>> START Input data
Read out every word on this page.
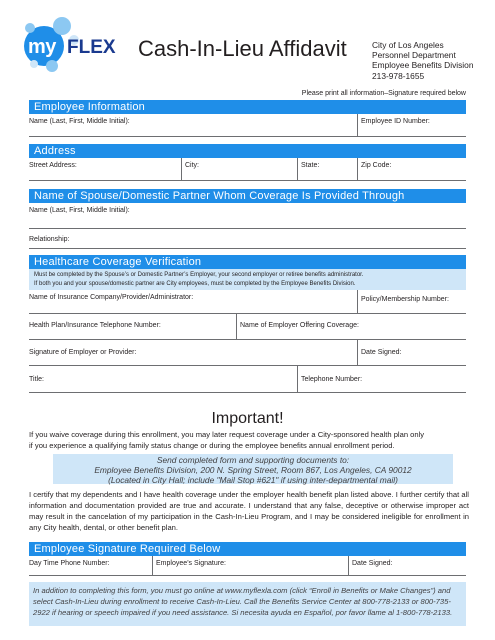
my FLEX Cash-In-Lieu Affidavit	City of Los Angeles
Personnel Department
Employee Benefits Division
213-978-1655
Please print all information–Signature required below
Employee Information
Name (Last, First, Middle Initial):	Employee ID Number:
Address
Street Address:	City:	State:	Zip Code:
Name of Spouse/Domestic Partner Whom Coverage Is Provided Through
Name (Last, First, Middle Initial):
Relationship:
Healthcare Coverage Verification
Must be completed by the Spouse’s or Domestic Partner’s Employer, your second employer or retiree benefits administrator.
If both you and your spouse/domestic partner are City employees, must be completed by the Employee Benefits Division.
Name of Insurance Company/Provider/Administrator:	Policy/Membership Number:
Health Plan/Insurance Telephone Number:	Name of Employer Offering Coverage:
Signature of Employer or Provider:	Date Signed:
Title:	Telephone Number:
Important!
If you waive coverage during this enrollment, you may later request coverage under a City-sponsored health plan only
if you experience a qualifying family status change or during the employee benefits annual enrollment period.
Send completed form and supporting documents to:
Employee Benefits Division, 200 N. Spring Street, Room 867, Los Angeles, CA 90012
(Located in City Hall; include "Mail Stop #621" if using inter-departmental mail)
I certify that my dependents and I have health coverage under the employer health benefit plan listed above. I further certify that all information and documentation provided are true and accurate. I understand that any false, deceptive or otherwise improper act may result in the cancelation of my participation in the Cash-In-Lieu Program, and I may be considered ineligible for enrollment in any City health, dental, or other benefit plan.
Employee Signature Required Below
Day Time Phone Number:	Employee’s Signature:	Date Signed:
In addition to completing this form, you must go online at www.myflexla.com (click “Enroll in Benefits or Make Changes”) and select Cash-In-Lieu during enrollment to receive Cash-In-Lieu. Call the Benefits Service Center at 800-778-2133 or 800-735-2922 if hearing or speech impaired if you need assistance. Si necesita ayuda en Español, por favor llame al 1-800-778-2133.
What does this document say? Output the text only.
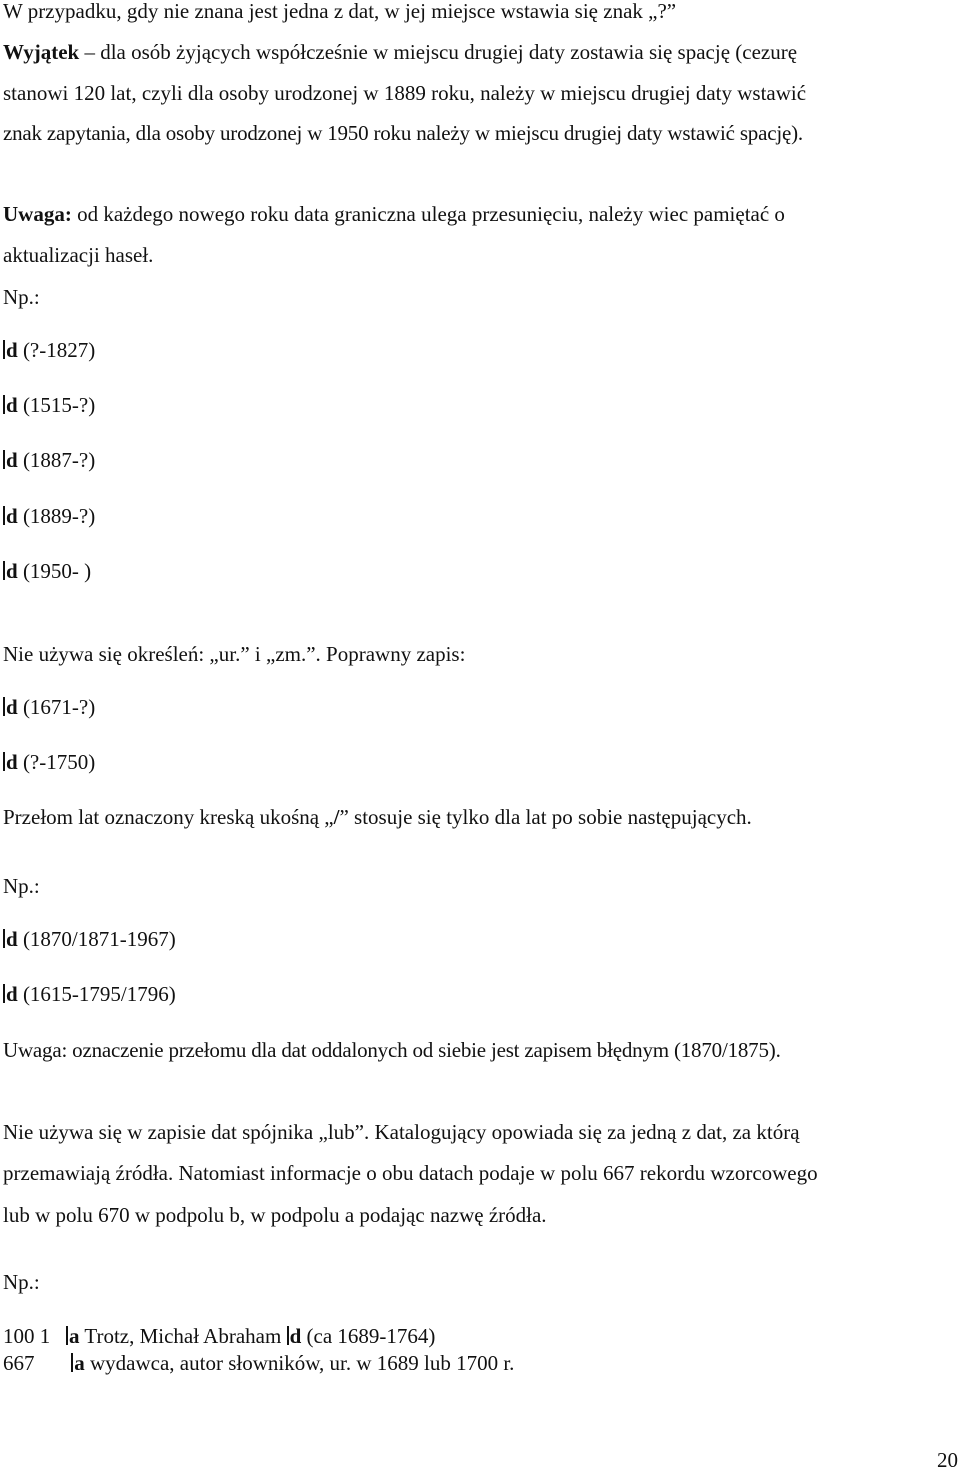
W przypadku, gdy nie znana jest jedna z dat, w jej miejsce wstawia się znak „?”
Wyjątek – dla osób żyjących współcześnie w miejscu drugiej daty zostawia się spację (cezurę
stanowi 120 lat, czyli dla osoby urodzonej w 1889 roku, należy w miejscu drugiej daty wstawić
znak zapytania, dla osoby urodzonej w 1950 roku należy w miejscu drugiej daty wstawić spację).
Uwaga: od każdego nowego roku data graniczna ulega przesunięciu, należy wiec pamiętać o
aktualizacji haseł.
Np.:
d (?-1827)
d (1515-?)
d (1887-?)
d (1889-?)
d (1950- )
Nie używa się określeń: „ur.” i „zm.”. Poprawny zapis:
d (1671-?)
d (?-1750)
Przełom lat oznaczony kreską ukośną „/” stosuje się tylko dla lat po sobie następujących.
Np.:
d (1870/1871-1967)
d (1615-1795/1796)
Uwaga: oznaczenie przełomu dla dat oddalonych od siebie jest zapisem błędnym (1870/1875).
Nie używa się w zapisie dat spójnika „lub”. Katalogujący opowiada się za jedną z dat, za którą
przemawiają źródła. Natomiast informacje o obu datach podaje w polu 667 rekordu wzorcowego
lub w polu 670 w podpolu b, w podpolu a podając nazwę źródła.
Np.:
100 1 a Trotz, Michał Abraham d (ca 1689-1764)
667 a wydawca, autor słowników, ur. w 1689 lub 1700 r.
20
>> END Input data
● Short exercise
Reproduce the material above verbatim; omit every picture.

● Expected output
Read out every word on this page.
my FLEX Cash-In-Lieu Affidavit	City of Los Angeles
Personnel Department
Employee Benefits Division
213-978-1655
Please print all information–Signature required below
Employee Information
Name (Last, First, Middle Initial):	Employee ID Number:
Address
Street Address:	City:	State:	Zip Code:
Name of Spouse/Domestic Partner Whom Coverage Is Provided Through
Name (Last, First, Middle Initial):
Relationship:
Healthcare Coverage Verification
Must be completed by the Spouse’s or Domestic Partner’s Employer, your second employer or retiree benefits administrator.
If both you and your spouse/domestic partner are City employees, must be completed by the Employee Benefits Division.
Name of Insurance Company/Provider/Administrator:	Policy/Membership Number:
Health Plan/Insurance Telephone Number:	Name of Employer Offering Coverage:
Signature of Employer or Provider:	Date Signed:
Title:	Telephone Number:
Important!
If you waive coverage during this enrollment, you may later request coverage under a City-sponsored health plan only
if you experience a qualifying family status change or during the employee benefits annual enrollment period.
Send completed form and supporting documents to:
Employee Benefits Division, 200 N. Spring Street, Room 867, Los Angeles, CA 90012
(Located in City Hall; include "Mail Stop #621" if using inter-departmental mail)
I certify that my dependents and I have health coverage under the employer health benefit plan listed above. I further certify that all information and documentation provided are true and accurate. I understand that any false, deceptive or otherwise improper act may result in the cancelation of my participation in the Cash-In-Lieu Program, and I may be considered ineligible for enrollment in any City health, dental, or other benefit plan.
Employee Signature Required Below
Day Time Phone Number:	Employee’s Signature:	Date Signed:
In addition to completing this form, you must go online at www.myflexla.com (click “Enroll in Benefits or Make Changes”) and select Cash-In-Lieu during enrollment to receive Cash-In-Lieu. Call the Benefits Service Center at 800-778-2133 or 800-735-2922 if hearing or speech impaired if you need assistance. Si necesita ayuda en Español, por favor llame al 1-800-778-2133.
What does this document say? Output the text only.
W przypadku, gdy nie znana jest jedna z dat, w jej miejsce wstawia się znak „?”
Wyjątek – dla osób żyjących współcześnie w miejscu drugiej daty zostawia się spację (cezurę
stanowi 120 lat, czyli dla osoby urodzonej w 1889 roku, należy w miejscu drugiej daty wstawić
znak zapytania, dla osoby urodzonej w 1950 roku należy w miejscu drugiej daty wstawić spację).
Uwaga: od każdego nowego roku data graniczna ulega przesunięciu, należy wiec pamiętać o
aktualizacji haseł.
Np.:
d (?-1827)
d (1515-?)
d (1887-?)
d (1889-?)
d (1950- )
Nie używa się określeń: „ur.” i „zm.”. Poprawny zapis:
d (1671-?)
d (?-1750)
Przełom lat oznaczony kreską ukośną „/” stosuje się tylko dla lat po sobie następujących.
Np.:
d (1870/1871-1967)
d (1615-1795/1796)
Uwaga: oznaczenie przełomu dla dat oddalonych od siebie jest zapisem błędnym (1870/1875).
Nie używa się w zapisie dat spójnika „lub”. Katalogujący opowiada się za jedną z dat, za którą
przemawiają źródła. Natomiast informacje o obu datach podaje w polu 667 rekordu wzorcowego
lub w polu 670 w podpolu b, w podpolu a podając nazwę źródła.
Np.:
100 1 a Trotz, Michał Abraham d (ca 1689-1764)
667 a wydawca, autor słowników, ur. w 1689 lub 1700 r.
20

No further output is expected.